───── Data extract ─────

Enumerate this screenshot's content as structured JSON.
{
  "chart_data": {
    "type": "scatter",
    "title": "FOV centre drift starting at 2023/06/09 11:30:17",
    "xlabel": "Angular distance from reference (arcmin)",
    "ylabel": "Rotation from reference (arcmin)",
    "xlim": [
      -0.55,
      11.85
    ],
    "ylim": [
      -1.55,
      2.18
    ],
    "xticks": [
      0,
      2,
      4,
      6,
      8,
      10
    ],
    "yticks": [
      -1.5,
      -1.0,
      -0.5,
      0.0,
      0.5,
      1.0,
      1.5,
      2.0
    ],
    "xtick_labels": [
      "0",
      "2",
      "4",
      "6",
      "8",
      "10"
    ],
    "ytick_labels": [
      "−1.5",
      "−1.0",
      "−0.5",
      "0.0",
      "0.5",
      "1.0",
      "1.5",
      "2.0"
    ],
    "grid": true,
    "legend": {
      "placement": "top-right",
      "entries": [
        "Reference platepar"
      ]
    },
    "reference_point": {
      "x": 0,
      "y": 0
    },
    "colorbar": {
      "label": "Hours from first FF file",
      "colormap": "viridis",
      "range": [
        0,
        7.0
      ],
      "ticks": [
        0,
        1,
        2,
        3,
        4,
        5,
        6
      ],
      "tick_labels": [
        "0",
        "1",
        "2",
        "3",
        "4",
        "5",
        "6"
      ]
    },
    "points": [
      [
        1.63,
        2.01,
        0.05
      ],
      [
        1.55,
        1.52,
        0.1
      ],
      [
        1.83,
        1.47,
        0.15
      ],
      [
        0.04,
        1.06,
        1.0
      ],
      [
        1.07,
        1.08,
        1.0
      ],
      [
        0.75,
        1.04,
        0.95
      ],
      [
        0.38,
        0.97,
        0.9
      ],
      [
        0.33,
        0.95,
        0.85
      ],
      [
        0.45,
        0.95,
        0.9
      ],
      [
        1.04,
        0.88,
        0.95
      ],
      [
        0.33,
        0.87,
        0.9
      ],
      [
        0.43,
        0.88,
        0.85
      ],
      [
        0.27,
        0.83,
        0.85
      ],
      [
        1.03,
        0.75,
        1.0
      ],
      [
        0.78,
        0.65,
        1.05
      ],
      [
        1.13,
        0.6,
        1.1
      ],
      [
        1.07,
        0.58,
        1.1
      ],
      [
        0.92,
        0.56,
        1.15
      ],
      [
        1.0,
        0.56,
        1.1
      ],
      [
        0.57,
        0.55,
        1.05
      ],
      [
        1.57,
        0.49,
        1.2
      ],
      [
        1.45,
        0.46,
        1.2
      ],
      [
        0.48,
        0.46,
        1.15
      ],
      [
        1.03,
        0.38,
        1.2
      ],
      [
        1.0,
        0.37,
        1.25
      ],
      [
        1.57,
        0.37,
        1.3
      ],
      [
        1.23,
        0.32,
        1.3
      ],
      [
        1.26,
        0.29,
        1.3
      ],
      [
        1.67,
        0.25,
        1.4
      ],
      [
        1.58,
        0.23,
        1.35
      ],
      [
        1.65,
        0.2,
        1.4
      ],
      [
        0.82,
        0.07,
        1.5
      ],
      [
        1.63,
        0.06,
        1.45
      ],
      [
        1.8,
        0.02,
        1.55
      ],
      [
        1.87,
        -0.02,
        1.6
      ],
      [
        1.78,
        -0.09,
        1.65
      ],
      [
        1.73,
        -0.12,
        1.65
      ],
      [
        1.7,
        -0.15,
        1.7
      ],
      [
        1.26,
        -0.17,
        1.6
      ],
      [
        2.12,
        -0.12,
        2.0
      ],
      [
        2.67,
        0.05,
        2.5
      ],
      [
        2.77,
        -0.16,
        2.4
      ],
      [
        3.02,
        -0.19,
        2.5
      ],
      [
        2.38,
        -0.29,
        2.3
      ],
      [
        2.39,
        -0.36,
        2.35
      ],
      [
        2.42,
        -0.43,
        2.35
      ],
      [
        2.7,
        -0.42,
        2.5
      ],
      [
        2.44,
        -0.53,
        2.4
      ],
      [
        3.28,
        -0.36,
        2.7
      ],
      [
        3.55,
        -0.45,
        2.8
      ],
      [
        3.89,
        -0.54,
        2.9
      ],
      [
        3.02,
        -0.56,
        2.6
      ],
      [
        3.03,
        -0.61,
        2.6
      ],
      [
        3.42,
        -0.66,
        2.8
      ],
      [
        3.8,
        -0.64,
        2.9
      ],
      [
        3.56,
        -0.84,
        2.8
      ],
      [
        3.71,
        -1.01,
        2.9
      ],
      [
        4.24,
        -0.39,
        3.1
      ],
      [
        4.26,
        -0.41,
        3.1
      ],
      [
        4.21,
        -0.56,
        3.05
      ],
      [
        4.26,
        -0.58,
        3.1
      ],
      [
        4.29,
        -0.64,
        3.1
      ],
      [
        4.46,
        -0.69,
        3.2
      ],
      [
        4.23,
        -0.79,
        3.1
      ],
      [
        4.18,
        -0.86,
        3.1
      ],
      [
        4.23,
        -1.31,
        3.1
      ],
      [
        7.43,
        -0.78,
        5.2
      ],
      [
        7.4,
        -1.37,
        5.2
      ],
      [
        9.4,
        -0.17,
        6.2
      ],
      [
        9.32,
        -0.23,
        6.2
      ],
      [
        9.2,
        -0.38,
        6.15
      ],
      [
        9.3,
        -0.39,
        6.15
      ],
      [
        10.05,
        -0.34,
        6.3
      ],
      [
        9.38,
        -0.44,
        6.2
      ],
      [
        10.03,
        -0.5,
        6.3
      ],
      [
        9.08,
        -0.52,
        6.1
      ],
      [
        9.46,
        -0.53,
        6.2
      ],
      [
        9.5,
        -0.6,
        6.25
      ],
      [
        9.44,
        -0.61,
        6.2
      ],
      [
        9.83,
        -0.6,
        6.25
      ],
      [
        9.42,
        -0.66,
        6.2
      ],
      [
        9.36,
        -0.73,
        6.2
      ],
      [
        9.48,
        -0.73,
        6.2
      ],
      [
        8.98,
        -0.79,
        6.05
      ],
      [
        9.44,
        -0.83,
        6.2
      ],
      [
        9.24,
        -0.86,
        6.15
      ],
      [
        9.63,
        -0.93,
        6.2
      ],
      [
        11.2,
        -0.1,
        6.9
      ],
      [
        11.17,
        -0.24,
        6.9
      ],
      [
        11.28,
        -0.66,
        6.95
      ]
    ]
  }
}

─────

[Problem statement] Every line of the records above needs to be given again exactly.

[Solved problem]
Enumerate this screenshot's content as structured JSON.
{
  "chart_data": {
    "type": "scatter",
    "title": "FOV centre drift starting at 2023/06/09 11:30:17",
    "xlabel": "Angular distance from reference (arcmin)",
    "ylabel": "Rotation from reference (arcmin)",
    "xlim": [
      -0.55,
      11.85
    ],
    "ylim": [
      -1.55,
      2.18
    ],
    "xticks": [
      0,
      2,
      4,
      6,
      8,
      10
    ],
    "yticks": [
      -1.5,
      -1.0,
      -0.5,
      0.0,
      0.5,
      1.0,
      1.5,
      2.0
    ],
    "xtick_labels": [
      "0",
      "2",
      "4",
      "6",
      "8",
      "10"
    ],
    "ytick_labels": [
      "−1.5",
      "−1.0",
      "−0.5",
      "0.0",
      "0.5",
      "1.0",
      "1.5",
      "2.0"
    ],
    "grid": true,
    "legend": {
      "placement": "top-right",
      "entries": [
        "Reference platepar"
      ]
    },
    "reference_point": {
      "x": 0,
      "y": 0
    },
    "colorbar": {
      "label": "Hours from first FF file",
      "colormap": "viridis",
      "range": [
        0,
        7.0
      ],
      "ticks": [
        0,
        1,
        2,
        3,
        4,
        5,
        6
      ],
      "tick_labels": [
        "0",
        "1",
        "2",
        "3",
        "4",
        "5",
        "6"
      ]
    },
    "points": [
      [
        1.63,
        2.01,
        0.05
      ],
      [
        1.55,
        1.52,
        0.1
      ],
      [
        1.83,
        1.47,
        0.15
      ],
      [
        0.04,
        1.06,
        1.0
      ],
      [
        1.07,
        1.08,
        1.0
      ],
      [
        0.75,
        1.04,
        0.95
      ],
      [
        0.38,
        0.97,
        0.9
      ],
      [
        0.33,
        0.95,
        0.85
      ],
      [
        0.45,
        0.95,
        0.9
      ],
      [
        1.04,
        0.88,
        0.95
      ],
      [
        0.33,
        0.87,
        0.9
      ],
      [
        0.43,
        0.88,
        0.85
      ],
      [
        0.27,
        0.83,
        0.85
      ],
      [
        1.03,
        0.75,
        1.0
      ],
      [
        0.78,
        0.65,
        1.05
      ],
      [
        1.13,
        0.6,
        1.1
      ],
      [
        1.07,
        0.58,
        1.1
      ],
      [
        0.92,
        0.56,
        1.15
      ],
      [
        1.0,
        0.56,
        1.1
      ],
      [
        0.57,
        0.55,
        1.05
      ],
      [
        1.57,
        0.49,
        1.2
      ],
      [
        1.45,
        0.46,
        1.2
      ],
      [
        0.48,
        0.46,
        1.15
      ],
      [
        1.03,
        0.38,
        1.2
      ],
      [
        1.0,
        0.37,
        1.25
      ],
      [
        1.57,
        0.37,
        1.3
      ],
      [
        1.23,
        0.32,
        1.3
      ],
      [
        1.26,
        0.29,
        1.3
      ],
      [
        1.67,
        0.25,
        1.4
      ],
      [
        1.58,
        0.23,
        1.35
      ],
      [
        1.65,
        0.2,
        1.4
      ],
      [
        0.82,
        0.07,
        1.5
      ],
      [
        1.63,
        0.06,
        1.45
      ],
      [
        1.8,
        0.02,
        1.55
      ],
      [
        1.87,
        -0.02,
        1.6
      ],
      [
        1.78,
        -0.09,
        1.65
      ],
      [
        1.73,
        -0.12,
        1.65
      ],
      [
        1.7,
        -0.15,
        1.7
      ],
      [
        1.26,
        -0.17,
        1.6
      ],
      [
        2.12,
        -0.12,
        2.0
      ],
      [
        2.67,
        0.05,
        2.5
      ],
      [
        2.77,
        -0.16,
        2.4
      ],
      [
        3.02,
        -0.19,
        2.5
      ],
      [
        2.38,
        -0.29,
        2.3
      ],
      [
        2.39,
        -0.36,
        2.35
      ],
      [
        2.42,
        -0.43,
        2.35
      ],
      [
        2.7,
        -0.42,
        2.5
      ],
      [
        2.44,
        -0.53,
        2.4
      ],
      [
        3.28,
        -0.36,
        2.7
      ],
      [
        3.55,
        -0.45,
        2.8
      ],
      [
        3.89,
        -0.54,
        2.9
      ],
      [
        3.02,
        -0.56,
        2.6
      ],
      [
        3.03,
        -0.61,
        2.6
      ],
      [
        3.42,
        -0.66,
        2.8
      ],
      [
        3.8,
        -0.64,
        2.9
      ],
      [
        3.56,
        -0.84,
        2.8
      ],
      [
        3.71,
        -1.01,
        2.9
      ],
      [
        4.24,
        -0.39,
        3.1
      ],
      [
        4.26,
        -0.41,
        3.1
      ],
      [
        4.21,
        -0.56,
        3.05
      ],
      [
        4.26,
        -0.58,
        3.1
      ],
      [
        4.29,
        -0.64,
        3.1
      ],
      [
        4.46,
        -0.69,
        3.2
      ],
      [
        4.23,
        -0.79,
        3.1
      ],
      [
        4.18,
        -0.86,
        3.1
      ],
      [
        4.23,
        -1.31,
        3.1
      ],
      [
        7.43,
        -0.78,
        5.2
      ],
      [
        7.4,
        -1.37,
        5.2
      ],
      [
        9.4,
        -0.17,
        6.2
      ],
      [
        9.32,
        -0.23,
        6.2
      ],
      [
        9.2,
        -0.38,
        6.15
      ],
      [
        9.3,
        -0.39,
        6.15
      ],
      [
        10.05,
        -0.34,
        6.3
      ],
      [
        9.38,
        -0.44,
        6.2
      ],
      [
        10.03,
        -0.5,
        6.3
      ],
      [
        9.08,
        -0.52,
        6.1
      ],
      [
        9.46,
        -0.53,
        6.2
      ],
      [
        9.5,
        -0.6,
        6.25
      ],
      [
        9.44,
        -0.61,
        6.2
      ],
      [
        9.83,
        -0.6,
        6.25
      ],
      [
        9.42,
        -0.66,
        6.2
      ],
      [
        9.36,
        -0.73,
        6.2
      ],
      [
        9.48,
        -0.73,
        6.2
      ],
      [
        8.98,
        -0.79,
        6.05
      ],
      [
        9.44,
        -0.83,
        6.2
      ],
      [
        9.24,
        -0.86,
        6.15
      ],
      [
        9.63,
        -0.93,
        6.2
      ],
      [
        11.2,
        -0.1,
        6.9
      ],
      [
        11.17,
        -0.24,
        6.9
      ],
      [
        11.28,
        -0.66,
        6.95
      ]
    ]
  }
}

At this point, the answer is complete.